Required task
All of the data must be printed exactly; please include every line.

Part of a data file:
----

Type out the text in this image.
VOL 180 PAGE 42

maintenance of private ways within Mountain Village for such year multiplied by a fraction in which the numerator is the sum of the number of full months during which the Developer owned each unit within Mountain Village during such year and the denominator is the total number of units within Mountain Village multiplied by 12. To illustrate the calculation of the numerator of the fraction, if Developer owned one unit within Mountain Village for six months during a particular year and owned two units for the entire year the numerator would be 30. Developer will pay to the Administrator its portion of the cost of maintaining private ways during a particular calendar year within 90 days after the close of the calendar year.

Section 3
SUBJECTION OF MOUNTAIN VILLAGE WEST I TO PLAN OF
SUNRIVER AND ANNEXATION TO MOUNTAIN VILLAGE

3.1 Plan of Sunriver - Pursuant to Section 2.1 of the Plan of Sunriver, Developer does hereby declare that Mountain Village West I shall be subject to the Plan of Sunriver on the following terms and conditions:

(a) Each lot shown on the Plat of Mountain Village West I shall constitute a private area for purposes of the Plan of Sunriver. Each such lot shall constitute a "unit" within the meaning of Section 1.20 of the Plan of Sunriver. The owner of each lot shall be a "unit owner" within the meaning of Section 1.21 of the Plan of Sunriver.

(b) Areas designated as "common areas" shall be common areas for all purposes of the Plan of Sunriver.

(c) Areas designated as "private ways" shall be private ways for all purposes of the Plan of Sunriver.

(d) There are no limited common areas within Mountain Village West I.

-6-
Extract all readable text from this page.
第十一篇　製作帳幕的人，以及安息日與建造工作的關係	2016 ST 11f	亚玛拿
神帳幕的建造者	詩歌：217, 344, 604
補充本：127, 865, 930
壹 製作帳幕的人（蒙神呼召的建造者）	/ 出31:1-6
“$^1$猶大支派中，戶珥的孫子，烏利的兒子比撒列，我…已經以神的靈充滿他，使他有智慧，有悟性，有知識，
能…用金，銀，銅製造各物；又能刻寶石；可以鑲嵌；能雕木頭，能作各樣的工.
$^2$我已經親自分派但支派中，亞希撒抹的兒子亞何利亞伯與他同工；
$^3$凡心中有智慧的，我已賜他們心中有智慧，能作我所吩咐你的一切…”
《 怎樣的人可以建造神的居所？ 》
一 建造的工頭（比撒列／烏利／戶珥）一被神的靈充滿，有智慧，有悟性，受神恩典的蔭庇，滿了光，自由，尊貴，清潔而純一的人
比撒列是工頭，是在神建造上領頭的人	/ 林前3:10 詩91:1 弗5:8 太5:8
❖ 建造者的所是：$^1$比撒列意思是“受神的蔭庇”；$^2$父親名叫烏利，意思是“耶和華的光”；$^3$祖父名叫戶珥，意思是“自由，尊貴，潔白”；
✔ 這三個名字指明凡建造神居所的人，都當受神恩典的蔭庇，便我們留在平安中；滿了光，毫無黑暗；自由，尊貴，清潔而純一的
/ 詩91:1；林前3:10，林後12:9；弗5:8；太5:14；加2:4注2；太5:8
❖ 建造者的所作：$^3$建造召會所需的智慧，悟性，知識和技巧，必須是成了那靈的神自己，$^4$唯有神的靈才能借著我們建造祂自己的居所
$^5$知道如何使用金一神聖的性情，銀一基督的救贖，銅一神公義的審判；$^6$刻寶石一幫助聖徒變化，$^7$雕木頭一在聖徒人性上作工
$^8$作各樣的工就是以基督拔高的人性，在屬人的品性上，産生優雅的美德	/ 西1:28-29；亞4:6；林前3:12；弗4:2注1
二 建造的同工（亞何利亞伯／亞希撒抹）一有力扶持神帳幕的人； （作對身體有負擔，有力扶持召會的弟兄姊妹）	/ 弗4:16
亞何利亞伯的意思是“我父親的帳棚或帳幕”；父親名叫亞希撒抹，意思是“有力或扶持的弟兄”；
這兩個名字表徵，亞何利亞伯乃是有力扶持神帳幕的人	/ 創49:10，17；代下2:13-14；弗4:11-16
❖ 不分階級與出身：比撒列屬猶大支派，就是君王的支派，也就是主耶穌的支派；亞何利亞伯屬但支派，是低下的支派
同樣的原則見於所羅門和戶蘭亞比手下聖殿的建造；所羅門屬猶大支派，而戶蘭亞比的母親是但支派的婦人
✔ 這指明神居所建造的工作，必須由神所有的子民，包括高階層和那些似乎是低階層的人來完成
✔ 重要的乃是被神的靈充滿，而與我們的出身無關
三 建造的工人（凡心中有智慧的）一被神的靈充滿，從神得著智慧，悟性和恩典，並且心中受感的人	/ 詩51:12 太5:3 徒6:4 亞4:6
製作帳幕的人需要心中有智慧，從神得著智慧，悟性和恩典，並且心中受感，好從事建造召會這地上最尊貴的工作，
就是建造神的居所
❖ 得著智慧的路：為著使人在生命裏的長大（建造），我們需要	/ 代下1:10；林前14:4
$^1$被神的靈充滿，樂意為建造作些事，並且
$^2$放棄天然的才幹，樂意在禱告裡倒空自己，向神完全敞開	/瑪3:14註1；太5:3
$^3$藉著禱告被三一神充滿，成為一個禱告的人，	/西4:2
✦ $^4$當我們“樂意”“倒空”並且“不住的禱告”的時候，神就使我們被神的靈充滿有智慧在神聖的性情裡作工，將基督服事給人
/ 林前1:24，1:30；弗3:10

----

Answer to this task
Type out the text in this image.
VOL 180 PAGE 42

maintenance of private ways within Mountain Village for such year multiplied by a fraction in which the numerator is the sum of the number of full months during which the Developer owned each unit within Mountain Village during such year and the denominator is the total number of units within Mountain Village multiplied by 12. To illustrate the calculation of the numerator of the fraction, if Developer owned one unit within Mountain Village for six months during a particular year and owned two units for the entire year the numerator would be 30. Developer will pay to the Administrator its portion of the cost of maintaining private ways during a particular calendar year within 90 days after the close of the calendar year.

Section 3
SUBJECTION OF MOUNTAIN VILLAGE WEST I TO PLAN OF
SUNRIVER AND ANNEXATION TO MOUNTAIN VILLAGE

3.1 Plan of Sunriver - Pursuant to Section 2.1 of the Plan of Sunriver, Developer does hereby declare that Mountain Village West I shall be subject to the Plan of Sunriver on the following terms and conditions:

(a) Each lot shown on the Plat of Mountain Village West I shall constitute a private area for purposes of the Plan of Sunriver. Each such lot shall constitute a "unit" within the meaning of Section 1.20 of the Plan of Sunriver. The owner of each lot shall be a "unit owner" within the meaning of Section 1.21 of the Plan of Sunriver.

(b) Areas designated as "common areas" shall be common areas for all purposes of the Plan of Sunriver.

(c) Areas designated as "private ways" shall be private ways for all purposes of the Plan of Sunriver.

(d) There are no limited common areas within Mountain Village West I.

-6-
Extract all readable text from this page.
第十一篇　製作帳幕的人，以及安息日與建造工作的關係	2016 ST 11f	亚玛拿
神帳幕的建造者	詩歌：217, 344, 604
補充本：127, 865, 930
壹 製作帳幕的人（蒙神呼召的建造者）	/ 出31:1-6
“$^1$猶大支派中，戶珥的孫子，烏利的兒子比撒列，我…已經以神的靈充滿他，使他有智慧，有悟性，有知識，
能…用金，銀，銅製造各物；又能刻寶石；可以鑲嵌；能雕木頭，能作各樣的工.
$^2$我已經親自分派但支派中，亞希撒抹的兒子亞何利亞伯與他同工；
$^3$凡心中有智慧的，我已賜他們心中有智慧，能作我所吩咐你的一切…”
《 怎樣的人可以建造神的居所？ 》
一 建造的工頭（比撒列／烏利／戶珥）一被神的靈充滿，有智慧，有悟性，受神恩典的蔭庇，滿了光，自由，尊貴，清潔而純一的人
比撒列是工頭，是在神建造上領頭的人	/ 林前3:10 詩91:1 弗5:8 太5:8
❖ 建造者的所是：$^1$比撒列意思是“受神的蔭庇”；$^2$父親名叫烏利，意思是“耶和華的光”；$^3$祖父名叫戶珥，意思是“自由，尊貴，潔白”；
✔ 這三個名字指明凡建造神居所的人，都當受神恩典的蔭庇，便我們留在平安中；滿了光，毫無黑暗；自由，尊貴，清潔而純一的
/ 詩91:1；林前3:10，林後12:9；弗5:8；太5:14；加2:4注2；太5:8
❖ 建造者的所作：$^3$建造召會所需的智慧，悟性，知識和技巧，必須是成了那靈的神自己，$^4$唯有神的靈才能借著我們建造祂自己的居所
$^5$知道如何使用金一神聖的性情，銀一基督的救贖，銅一神公義的審判；$^6$刻寶石一幫助聖徒變化，$^7$雕木頭一在聖徒人性上作工
$^8$作各樣的工就是以基督拔高的人性，在屬人的品性上，産生優雅的美德	/ 西1:28-29；亞4:6；林前3:12；弗4:2注1
二 建造的同工（亞何利亞伯／亞希撒抹）一有力扶持神帳幕的人； （作對身體有負擔，有力扶持召會的弟兄姊妹）	/ 弗4:16
亞何利亞伯的意思是“我父親的帳棚或帳幕”；父親名叫亞希撒抹，意思是“有力或扶持的弟兄”；
這兩個名字表徵，亞何利亞伯乃是有力扶持神帳幕的人	/ 創49:10，17；代下2:13-14；弗4:11-16
❖ 不分階級與出身：比撒列屬猶大支派，就是君王的支派，也就是主耶穌的支派；亞何利亞伯屬但支派，是低下的支派
同樣的原則見於所羅門和戶蘭亞比手下聖殿的建造；所羅門屬猶大支派，而戶蘭亞比的母親是但支派的婦人
✔ 這指明神居所建造的工作，必須由神所有的子民，包括高階層和那些似乎是低階層的人來完成
✔ 重要的乃是被神的靈充滿，而與我們的出身無關
三 建造的工人（凡心中有智慧的）一被神的靈充滿，從神得著智慧，悟性和恩典，並且心中受感的人	/ 詩51:12 太5:3 徒6:4 亞4:6
製作帳幕的人需要心中有智慧，從神得著智慧，悟性和恩典，並且心中受感，好從事建造召會這地上最尊貴的工作，
就是建造神的居所
❖ 得著智慧的路：為著使人在生命裏的長大（建造），我們需要	/ 代下1:10；林前14:4
$^1$被神的靈充滿，樂意為建造作些事，並且
$^2$放棄天然的才幹，樂意在禱告裡倒空自己，向神完全敞開	/瑪3:14註1；太5:3
$^3$藉著禱告被三一神充滿，成為一個禱告的人，	/西4:2
✦ $^4$當我們“樂意”“倒空”並且“不住的禱告”的時候，神就使我們被神的靈充滿有智慧在神聖的性情裡作工，將基督服事給人
/ 林前1:24，1:30；弗3:10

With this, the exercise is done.